> [Instruction] Go through the entries below and copy each line containing the word "Ukraine".

> [Source data]
===============
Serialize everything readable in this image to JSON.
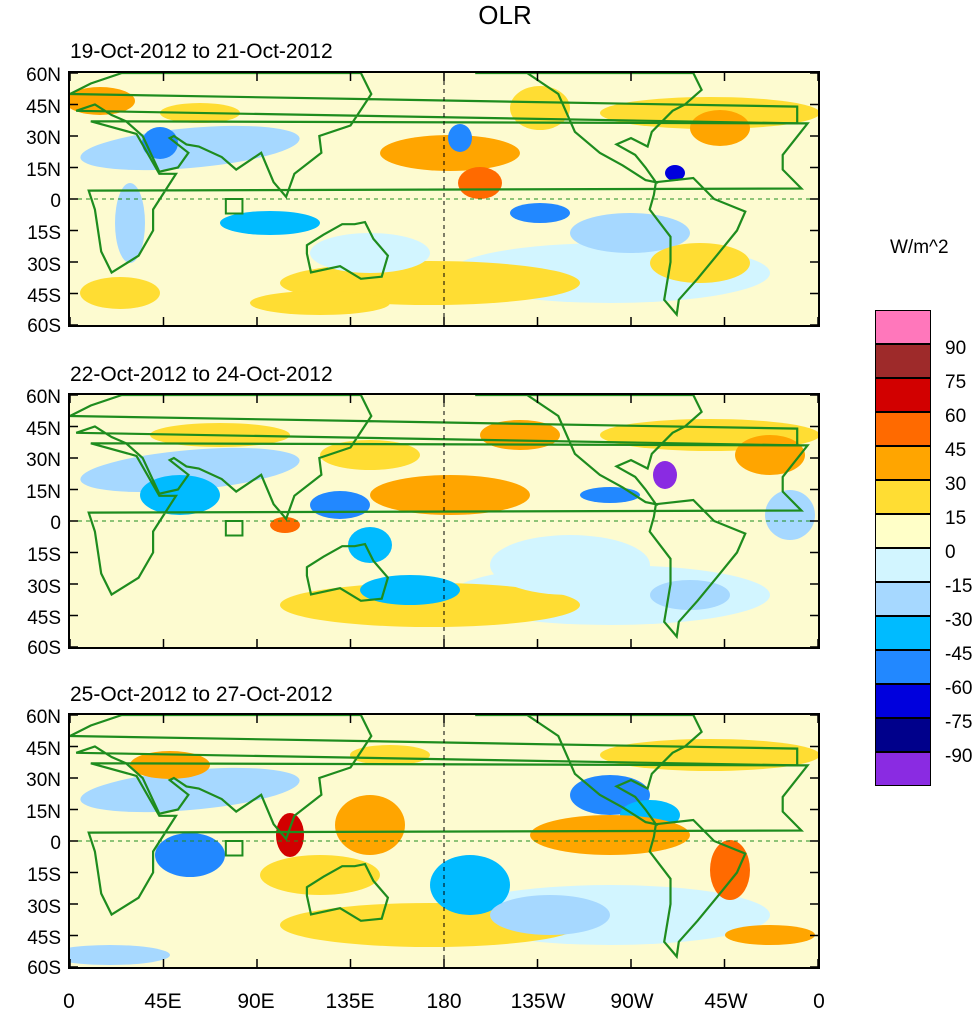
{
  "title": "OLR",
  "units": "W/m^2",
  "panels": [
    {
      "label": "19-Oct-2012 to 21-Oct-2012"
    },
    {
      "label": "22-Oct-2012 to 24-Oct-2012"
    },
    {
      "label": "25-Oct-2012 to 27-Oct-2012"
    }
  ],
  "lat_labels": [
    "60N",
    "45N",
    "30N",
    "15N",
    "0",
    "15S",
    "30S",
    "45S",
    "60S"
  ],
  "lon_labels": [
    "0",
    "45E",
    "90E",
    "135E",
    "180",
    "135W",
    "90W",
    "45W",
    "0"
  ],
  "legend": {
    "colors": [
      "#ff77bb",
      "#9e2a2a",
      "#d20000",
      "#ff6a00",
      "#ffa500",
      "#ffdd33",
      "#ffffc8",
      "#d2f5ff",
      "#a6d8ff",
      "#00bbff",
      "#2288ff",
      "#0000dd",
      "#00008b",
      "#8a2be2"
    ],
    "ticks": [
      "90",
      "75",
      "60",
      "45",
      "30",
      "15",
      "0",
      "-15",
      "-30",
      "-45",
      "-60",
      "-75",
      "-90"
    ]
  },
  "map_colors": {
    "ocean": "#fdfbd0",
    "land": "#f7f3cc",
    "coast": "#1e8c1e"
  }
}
===============
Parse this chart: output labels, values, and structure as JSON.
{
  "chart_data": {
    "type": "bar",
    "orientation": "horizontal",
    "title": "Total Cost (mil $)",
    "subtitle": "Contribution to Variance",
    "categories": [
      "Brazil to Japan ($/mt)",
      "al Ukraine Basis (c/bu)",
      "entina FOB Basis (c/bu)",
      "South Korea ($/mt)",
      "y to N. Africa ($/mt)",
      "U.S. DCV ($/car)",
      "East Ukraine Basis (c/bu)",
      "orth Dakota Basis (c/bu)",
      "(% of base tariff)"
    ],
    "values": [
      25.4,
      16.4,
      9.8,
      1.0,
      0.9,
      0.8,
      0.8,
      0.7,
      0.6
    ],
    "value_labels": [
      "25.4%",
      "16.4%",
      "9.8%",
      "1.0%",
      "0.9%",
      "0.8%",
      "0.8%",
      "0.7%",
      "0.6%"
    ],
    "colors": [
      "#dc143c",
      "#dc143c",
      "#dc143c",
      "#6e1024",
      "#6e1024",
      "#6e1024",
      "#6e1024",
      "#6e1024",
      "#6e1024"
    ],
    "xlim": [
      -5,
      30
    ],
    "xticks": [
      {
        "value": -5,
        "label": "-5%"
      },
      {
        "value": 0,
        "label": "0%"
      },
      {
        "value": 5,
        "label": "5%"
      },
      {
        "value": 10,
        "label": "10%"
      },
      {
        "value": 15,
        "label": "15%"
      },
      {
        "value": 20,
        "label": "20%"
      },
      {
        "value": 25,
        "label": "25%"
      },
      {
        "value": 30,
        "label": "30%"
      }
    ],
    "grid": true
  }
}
===============
> [The result]
      "al Ukraine Basis (c/bu)",
      "East Ukraine Basis (c/bu)",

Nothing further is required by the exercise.